= EXERCISE PROMPT =
Send back the entries below exactly as they appear.

━━━━━━━━━━━━━━━━━━━━

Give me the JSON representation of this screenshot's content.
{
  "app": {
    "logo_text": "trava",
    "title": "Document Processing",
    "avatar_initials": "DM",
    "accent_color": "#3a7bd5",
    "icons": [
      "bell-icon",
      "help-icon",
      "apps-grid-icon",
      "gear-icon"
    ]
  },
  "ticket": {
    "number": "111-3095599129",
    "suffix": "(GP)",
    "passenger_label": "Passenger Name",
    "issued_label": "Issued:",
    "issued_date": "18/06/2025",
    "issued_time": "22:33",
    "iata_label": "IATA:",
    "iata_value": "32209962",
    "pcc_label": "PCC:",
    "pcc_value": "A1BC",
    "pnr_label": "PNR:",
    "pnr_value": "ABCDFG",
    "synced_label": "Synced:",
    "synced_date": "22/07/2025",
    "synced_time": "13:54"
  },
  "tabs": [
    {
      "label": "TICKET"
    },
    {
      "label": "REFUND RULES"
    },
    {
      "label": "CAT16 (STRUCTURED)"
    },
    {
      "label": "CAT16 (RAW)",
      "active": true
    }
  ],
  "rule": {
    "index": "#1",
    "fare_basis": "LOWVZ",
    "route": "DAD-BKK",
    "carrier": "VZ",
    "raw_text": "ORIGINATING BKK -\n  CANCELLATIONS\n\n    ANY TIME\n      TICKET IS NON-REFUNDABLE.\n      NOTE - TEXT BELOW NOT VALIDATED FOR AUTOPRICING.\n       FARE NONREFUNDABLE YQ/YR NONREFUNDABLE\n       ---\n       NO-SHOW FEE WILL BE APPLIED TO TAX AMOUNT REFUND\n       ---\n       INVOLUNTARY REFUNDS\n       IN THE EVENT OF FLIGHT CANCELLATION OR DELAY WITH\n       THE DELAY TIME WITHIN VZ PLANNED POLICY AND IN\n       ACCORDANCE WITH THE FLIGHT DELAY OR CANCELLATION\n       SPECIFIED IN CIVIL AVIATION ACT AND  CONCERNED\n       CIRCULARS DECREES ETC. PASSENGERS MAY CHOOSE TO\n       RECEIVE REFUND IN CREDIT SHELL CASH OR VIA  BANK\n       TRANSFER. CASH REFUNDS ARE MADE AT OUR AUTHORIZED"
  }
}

━━━━━━━━━━━━━━━━━━━━

= IN RESPONSE =
Give me the JSON representation of this screenshot's content.
{
  "app": {
    "logo_text": "trava",
    "title": "Document Processing",
    "avatar_initials": "DM",
    "accent_color": "#3a7bd5",
    "icons": [
      "bell-icon",
      "help-icon",
      "apps-grid-icon",
      "gear-icon"
    ]
  },
  "ticket": {
    "number": "111-3095599129",
    "suffix": "(GP)",
    "passenger_label": "Passenger Name",
    "issued_label": "Issued:",
    "issued_date": "18/06/2025",
    "issued_time": "22:33",
    "iata_label": "IATA:",
    "iata_value": "32209962",
    "pcc_label": "PCC:",
    "pcc_value": "A1BC",
    "pnr_label": "PNR:",
    "pnr_value": "ABCDFG",
    "synced_label": "Synced:",
    "synced_date": "22/07/2025",
    "synced_time": "13:54"
  },
  "tabs": [
    {
      "label": "TICKET"
    },
    {
      "label": "REFUND RULES"
    },
    {
      "label": "CAT16 (STRUCTURED)"
    },
    {
      "label": "CAT16 (RAW)",
      "active": true
    }
  ],
  "rule": {
    "index": "#1",
    "fare_basis": "LOWVZ",
    "route": "DAD-BKK",
    "carrier": "VZ",
    "raw_text": "ORIGINATING BKK -\n  CANCELLATIONS\n\n    ANY TIME\n      TICKET IS NON-REFUNDABLE.\n      NOTE - TEXT BELOW NOT VALIDATED FOR AUTOPRICING.\n       FARE NONREFUNDABLE YQ/YR NONREFUNDABLE\n       ---\n       NO-SHOW FEE WILL BE APPLIED TO TAX AMOUNT REFUND\n       ---\n       INVOLUNTARY REFUNDS\n       IN THE EVENT OF FLIGHT CANCELLATION OR DELAY WITH\n       THE DELAY TIME WITHIN VZ PLANNED POLICY AND IN\n       ACCORDANCE WITH THE FLIGHT DELAY OR CANCELLATION\n       SPECIFIED IN CIVIL AVIATION ACT AND  CONCERNED\n       CIRCULARS DECREES ETC. PASSENGERS MAY CHOOSE TO\n       RECEIVE REFUND IN CREDIT SHELL CASH OR VIA  BANK\n       TRANSFER. CASH REFUNDS ARE MADE AT OUR AUTHORIZED"
  }
}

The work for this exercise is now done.